■ **PROVIDED DATA**:
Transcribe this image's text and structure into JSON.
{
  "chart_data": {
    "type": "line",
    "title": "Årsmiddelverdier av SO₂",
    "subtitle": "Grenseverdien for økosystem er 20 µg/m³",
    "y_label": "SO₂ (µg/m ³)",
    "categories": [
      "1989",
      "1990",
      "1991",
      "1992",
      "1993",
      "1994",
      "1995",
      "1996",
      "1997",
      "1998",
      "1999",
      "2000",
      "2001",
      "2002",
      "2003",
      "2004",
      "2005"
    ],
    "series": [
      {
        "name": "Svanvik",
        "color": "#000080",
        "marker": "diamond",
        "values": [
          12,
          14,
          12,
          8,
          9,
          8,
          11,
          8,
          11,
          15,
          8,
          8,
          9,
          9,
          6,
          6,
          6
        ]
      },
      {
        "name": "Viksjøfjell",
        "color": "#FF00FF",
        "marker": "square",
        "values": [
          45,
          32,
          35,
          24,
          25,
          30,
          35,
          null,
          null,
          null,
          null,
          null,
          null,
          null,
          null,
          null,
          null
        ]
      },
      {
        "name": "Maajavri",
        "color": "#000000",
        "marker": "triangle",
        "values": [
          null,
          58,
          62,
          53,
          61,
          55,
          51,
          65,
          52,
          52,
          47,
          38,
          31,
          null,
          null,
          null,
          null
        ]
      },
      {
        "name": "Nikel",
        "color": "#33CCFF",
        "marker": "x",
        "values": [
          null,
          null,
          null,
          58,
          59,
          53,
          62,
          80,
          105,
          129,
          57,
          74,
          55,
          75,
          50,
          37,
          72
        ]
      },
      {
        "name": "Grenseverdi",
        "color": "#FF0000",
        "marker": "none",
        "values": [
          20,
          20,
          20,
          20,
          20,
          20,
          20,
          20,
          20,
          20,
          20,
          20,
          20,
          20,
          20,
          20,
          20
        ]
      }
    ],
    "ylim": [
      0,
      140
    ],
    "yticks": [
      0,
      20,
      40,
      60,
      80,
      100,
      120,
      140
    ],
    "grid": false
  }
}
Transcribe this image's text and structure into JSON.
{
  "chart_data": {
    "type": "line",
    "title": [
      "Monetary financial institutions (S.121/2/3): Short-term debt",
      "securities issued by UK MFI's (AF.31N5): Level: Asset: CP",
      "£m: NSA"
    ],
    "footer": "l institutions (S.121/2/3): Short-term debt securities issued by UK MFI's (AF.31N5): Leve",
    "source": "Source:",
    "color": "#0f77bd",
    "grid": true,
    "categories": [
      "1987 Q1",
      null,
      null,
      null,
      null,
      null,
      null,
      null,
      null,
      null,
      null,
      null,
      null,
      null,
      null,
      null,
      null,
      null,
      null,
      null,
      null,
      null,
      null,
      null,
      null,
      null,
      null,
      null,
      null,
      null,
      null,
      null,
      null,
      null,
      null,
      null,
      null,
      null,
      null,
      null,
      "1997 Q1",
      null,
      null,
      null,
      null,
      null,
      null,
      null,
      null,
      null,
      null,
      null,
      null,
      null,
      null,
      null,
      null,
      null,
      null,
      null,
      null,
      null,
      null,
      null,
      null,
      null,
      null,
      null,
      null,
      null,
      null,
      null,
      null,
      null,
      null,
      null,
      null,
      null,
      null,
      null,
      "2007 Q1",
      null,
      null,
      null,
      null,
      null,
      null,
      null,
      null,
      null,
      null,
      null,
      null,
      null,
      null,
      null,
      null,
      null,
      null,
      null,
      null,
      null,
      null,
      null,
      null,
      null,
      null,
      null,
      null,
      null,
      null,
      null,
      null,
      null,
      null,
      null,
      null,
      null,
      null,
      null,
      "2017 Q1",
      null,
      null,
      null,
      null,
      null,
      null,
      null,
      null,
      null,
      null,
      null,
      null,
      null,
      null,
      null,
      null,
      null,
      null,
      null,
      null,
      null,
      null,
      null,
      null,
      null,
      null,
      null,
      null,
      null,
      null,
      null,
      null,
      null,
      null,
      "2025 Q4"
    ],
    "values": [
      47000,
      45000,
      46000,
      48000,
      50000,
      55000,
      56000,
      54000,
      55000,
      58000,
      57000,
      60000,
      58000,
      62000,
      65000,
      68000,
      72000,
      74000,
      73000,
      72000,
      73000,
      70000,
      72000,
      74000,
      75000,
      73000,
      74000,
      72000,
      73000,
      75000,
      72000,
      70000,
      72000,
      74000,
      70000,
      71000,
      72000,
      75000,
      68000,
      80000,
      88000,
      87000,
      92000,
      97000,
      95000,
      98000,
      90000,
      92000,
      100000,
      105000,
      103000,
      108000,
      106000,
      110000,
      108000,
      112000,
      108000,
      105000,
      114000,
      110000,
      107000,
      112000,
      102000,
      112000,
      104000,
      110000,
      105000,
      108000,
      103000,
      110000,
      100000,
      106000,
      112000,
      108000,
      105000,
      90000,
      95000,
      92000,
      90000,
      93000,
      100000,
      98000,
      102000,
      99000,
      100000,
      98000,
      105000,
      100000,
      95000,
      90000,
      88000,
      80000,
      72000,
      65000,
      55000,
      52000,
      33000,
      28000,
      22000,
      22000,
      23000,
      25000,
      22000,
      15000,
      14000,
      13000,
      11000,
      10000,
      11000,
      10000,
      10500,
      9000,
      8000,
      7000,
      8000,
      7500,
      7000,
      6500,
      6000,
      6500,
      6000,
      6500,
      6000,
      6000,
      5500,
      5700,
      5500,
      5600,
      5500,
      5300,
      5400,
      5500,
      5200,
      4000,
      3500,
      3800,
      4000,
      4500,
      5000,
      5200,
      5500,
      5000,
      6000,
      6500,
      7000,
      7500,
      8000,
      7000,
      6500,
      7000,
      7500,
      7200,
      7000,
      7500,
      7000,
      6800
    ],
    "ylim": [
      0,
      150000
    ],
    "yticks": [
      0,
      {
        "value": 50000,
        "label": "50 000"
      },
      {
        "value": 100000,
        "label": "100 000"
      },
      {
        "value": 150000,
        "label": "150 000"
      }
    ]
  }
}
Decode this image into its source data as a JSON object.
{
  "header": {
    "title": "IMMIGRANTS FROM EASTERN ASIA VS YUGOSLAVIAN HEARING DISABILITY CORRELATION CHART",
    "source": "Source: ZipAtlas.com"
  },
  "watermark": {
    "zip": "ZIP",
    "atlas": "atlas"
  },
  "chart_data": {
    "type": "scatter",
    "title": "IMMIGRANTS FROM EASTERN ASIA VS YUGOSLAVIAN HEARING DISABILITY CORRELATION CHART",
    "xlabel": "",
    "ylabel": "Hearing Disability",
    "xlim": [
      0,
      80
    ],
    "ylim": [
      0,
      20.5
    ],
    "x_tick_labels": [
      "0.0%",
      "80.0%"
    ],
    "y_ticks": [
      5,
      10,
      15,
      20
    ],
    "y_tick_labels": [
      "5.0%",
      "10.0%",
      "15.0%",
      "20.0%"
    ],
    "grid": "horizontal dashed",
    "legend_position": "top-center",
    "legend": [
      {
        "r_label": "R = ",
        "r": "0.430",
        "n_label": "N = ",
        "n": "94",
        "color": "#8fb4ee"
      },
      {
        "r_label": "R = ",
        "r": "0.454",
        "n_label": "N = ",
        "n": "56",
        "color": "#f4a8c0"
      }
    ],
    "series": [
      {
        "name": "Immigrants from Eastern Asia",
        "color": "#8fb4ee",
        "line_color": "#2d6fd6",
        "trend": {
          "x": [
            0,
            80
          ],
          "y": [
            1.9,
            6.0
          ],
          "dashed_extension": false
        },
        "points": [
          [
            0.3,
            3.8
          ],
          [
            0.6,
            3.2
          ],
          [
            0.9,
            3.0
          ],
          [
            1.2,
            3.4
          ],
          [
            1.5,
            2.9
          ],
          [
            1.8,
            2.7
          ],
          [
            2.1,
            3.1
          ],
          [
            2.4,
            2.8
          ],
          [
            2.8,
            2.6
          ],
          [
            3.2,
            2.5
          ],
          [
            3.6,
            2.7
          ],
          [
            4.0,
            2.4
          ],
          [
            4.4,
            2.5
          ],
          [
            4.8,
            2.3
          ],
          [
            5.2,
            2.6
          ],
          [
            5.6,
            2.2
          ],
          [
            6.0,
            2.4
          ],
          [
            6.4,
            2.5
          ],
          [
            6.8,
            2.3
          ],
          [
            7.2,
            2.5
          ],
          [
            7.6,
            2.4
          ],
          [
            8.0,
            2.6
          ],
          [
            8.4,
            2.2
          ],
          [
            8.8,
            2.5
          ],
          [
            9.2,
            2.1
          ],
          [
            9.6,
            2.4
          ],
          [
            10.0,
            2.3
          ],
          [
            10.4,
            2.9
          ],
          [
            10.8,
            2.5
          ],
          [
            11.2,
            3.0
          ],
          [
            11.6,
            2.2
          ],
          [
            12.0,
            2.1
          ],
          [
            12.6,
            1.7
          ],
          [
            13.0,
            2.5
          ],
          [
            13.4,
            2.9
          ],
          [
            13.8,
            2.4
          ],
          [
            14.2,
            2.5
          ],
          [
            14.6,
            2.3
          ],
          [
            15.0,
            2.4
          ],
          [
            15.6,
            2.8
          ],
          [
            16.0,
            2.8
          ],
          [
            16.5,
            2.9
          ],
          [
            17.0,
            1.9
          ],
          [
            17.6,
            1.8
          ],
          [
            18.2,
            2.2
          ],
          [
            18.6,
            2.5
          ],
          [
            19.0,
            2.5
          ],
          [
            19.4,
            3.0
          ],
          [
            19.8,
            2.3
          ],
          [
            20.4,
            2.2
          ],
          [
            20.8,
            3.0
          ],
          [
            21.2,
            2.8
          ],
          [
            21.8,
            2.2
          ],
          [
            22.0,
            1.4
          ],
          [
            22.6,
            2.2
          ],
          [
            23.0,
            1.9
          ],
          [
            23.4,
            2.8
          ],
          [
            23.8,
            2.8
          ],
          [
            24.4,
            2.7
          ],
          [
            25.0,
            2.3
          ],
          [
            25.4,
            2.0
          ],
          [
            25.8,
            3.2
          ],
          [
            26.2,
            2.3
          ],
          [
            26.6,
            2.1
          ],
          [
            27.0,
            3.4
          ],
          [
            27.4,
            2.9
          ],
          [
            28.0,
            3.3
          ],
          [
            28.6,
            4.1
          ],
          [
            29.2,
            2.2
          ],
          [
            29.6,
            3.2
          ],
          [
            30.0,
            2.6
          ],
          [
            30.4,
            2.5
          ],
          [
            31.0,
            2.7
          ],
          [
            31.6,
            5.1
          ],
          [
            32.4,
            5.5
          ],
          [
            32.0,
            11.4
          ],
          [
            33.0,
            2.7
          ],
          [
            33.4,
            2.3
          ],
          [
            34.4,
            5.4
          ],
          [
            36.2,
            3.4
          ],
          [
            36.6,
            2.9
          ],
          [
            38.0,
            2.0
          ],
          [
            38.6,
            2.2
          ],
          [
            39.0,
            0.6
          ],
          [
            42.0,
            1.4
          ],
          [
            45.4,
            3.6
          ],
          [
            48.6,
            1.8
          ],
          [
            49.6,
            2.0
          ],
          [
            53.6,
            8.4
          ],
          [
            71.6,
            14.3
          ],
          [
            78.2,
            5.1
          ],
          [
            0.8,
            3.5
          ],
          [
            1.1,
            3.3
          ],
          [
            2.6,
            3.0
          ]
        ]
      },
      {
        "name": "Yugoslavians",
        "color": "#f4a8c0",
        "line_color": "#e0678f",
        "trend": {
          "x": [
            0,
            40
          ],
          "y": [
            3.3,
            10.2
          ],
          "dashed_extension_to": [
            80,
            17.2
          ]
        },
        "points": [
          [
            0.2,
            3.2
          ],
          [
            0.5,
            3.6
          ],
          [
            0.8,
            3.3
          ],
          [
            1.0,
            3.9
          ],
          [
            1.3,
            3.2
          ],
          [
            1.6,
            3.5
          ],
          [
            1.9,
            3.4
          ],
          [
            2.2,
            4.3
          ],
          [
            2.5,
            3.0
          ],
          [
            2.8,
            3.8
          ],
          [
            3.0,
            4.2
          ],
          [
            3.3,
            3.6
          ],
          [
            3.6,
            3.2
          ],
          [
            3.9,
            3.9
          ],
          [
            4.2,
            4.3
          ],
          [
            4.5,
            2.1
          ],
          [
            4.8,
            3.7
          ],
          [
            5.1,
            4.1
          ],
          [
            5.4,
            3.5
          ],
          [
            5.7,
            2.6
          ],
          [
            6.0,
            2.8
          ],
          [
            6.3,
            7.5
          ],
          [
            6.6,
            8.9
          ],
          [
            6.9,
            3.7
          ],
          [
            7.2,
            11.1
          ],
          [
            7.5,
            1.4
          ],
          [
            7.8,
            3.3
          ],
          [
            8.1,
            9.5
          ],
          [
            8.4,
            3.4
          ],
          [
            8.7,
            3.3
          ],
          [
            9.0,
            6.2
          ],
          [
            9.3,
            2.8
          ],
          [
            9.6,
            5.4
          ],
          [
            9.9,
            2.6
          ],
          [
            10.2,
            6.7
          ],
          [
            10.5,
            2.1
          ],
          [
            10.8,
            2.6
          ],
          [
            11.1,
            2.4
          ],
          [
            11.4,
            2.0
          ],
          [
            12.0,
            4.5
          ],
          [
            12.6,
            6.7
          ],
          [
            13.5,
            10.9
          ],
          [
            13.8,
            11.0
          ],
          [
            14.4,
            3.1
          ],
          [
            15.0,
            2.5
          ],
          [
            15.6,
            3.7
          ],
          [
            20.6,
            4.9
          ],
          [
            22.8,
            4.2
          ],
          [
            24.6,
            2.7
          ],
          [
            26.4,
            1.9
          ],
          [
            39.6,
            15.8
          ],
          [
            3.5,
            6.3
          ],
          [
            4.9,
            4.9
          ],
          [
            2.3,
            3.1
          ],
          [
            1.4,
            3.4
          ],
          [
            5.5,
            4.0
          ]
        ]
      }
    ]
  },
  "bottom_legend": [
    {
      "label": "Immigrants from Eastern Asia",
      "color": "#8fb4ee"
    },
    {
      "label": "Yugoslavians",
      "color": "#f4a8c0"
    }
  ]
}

■ **STATED TASK**:
Out of the material above, gather each line where "marker" appears.

■ **TASK ANSWER**:
        "marker": "diamond",
        "marker": "square",
        "marker": "triangle",
        "marker": "x",
        "marker": "none",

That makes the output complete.